* start Exercise inputs *

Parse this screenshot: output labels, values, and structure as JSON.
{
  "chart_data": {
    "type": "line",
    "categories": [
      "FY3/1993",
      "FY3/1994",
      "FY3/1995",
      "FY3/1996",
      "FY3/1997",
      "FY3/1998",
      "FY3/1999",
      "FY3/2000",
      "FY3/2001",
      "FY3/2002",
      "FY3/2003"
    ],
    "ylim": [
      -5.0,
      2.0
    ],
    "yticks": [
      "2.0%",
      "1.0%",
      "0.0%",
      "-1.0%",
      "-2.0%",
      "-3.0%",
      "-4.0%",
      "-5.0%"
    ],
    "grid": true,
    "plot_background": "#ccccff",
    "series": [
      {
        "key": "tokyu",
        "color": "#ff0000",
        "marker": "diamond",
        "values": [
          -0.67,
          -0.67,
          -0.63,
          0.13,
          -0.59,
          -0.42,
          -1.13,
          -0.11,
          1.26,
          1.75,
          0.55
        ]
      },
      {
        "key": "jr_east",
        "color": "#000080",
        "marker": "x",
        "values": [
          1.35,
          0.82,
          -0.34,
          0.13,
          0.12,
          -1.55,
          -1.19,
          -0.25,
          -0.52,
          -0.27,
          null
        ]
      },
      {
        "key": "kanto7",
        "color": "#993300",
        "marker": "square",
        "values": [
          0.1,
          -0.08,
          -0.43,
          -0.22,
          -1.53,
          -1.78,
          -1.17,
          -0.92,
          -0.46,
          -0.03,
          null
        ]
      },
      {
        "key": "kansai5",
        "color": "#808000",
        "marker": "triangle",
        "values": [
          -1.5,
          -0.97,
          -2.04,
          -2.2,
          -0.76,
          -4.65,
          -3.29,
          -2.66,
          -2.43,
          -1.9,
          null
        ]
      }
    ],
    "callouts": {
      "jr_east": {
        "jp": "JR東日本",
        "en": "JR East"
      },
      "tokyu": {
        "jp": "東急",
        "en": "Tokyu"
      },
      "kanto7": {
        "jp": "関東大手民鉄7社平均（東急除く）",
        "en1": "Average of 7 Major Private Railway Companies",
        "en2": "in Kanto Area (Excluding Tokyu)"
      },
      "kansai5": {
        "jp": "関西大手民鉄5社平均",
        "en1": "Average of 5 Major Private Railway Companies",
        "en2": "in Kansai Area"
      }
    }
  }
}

* end Exercise inputs *

Prompt:
Repeat all the records. Match each line exactly.

In response:
Parse this screenshot: output labels, values, and structure as JSON.
{
  "chart_data": {
    "type": "line",
    "categories": [
      "FY3/1993",
      "FY3/1994",
      "FY3/1995",
      "FY3/1996",
      "FY3/1997",
      "FY3/1998",
      "FY3/1999",
      "FY3/2000",
      "FY3/2001",
      "FY3/2002",
      "FY3/2003"
    ],
    "ylim": [
      -5.0,
      2.0
    ],
    "yticks": [
      "2.0%",
      "1.0%",
      "0.0%",
      "-1.0%",
      "-2.0%",
      "-3.0%",
      "-4.0%",
      "-5.0%"
    ],
    "grid": true,
    "plot_background": "#ccccff",
    "series": [
      {
        "key": "tokyu",
        "color": "#ff0000",
        "marker": "diamond",
        "values": [
          -0.67,
          -0.67,
          -0.63,
          0.13,
          -0.59,
          -0.42,
          -1.13,
          -0.11,
          1.26,
          1.75,
          0.55
        ]
      },
      {
        "key": "jr_east",
        "color": "#000080",
        "marker": "x",
        "values": [
          1.35,
          0.82,
          -0.34,
          0.13,
          0.12,
          -1.55,
          -1.19,
          -0.25,
          -0.52,
          -0.27,
          null
        ]
      },
      {
        "key": "kanto7",
        "color": "#993300",
        "marker": "square",
        "values": [
          0.1,
          -0.08,
          -0.43,
          -0.22,
          -1.53,
          -1.78,
          -1.17,
          -0.92,
          -0.46,
          -0.03,
          null
        ]
      },
      {
        "key": "kansai5",
        "color": "#808000",
        "marker": "triangle",
        "values": [
          -1.5,
          -0.97,
          -2.04,
          -2.2,
          -0.76,
          -4.65,
          -3.29,
          -2.66,
          -2.43,
          -1.9,
          null
        ]
      }
    ],
    "callouts": {
      "jr_east": {
        "jp": "JR東日本",
        "en": "JR East"
      },
      "tokyu": {
        "jp": "東急",
        "en": "Tokyu"
      },
      "kanto7": {
        "jp": "関東大手民鉄7社平均（東急除く）",
        "en1": "Average of 7 Major Private Railway Companies",
        "en2": "in Kanto Area (Excluding Tokyu)"
      },
      "kansai5": {
        "jp": "関西大手民鉄5社平均",
        "en1": "Average of 5 Major Private Railway Companies",
        "en2": "in Kansai Area"
      }
    }
  }
}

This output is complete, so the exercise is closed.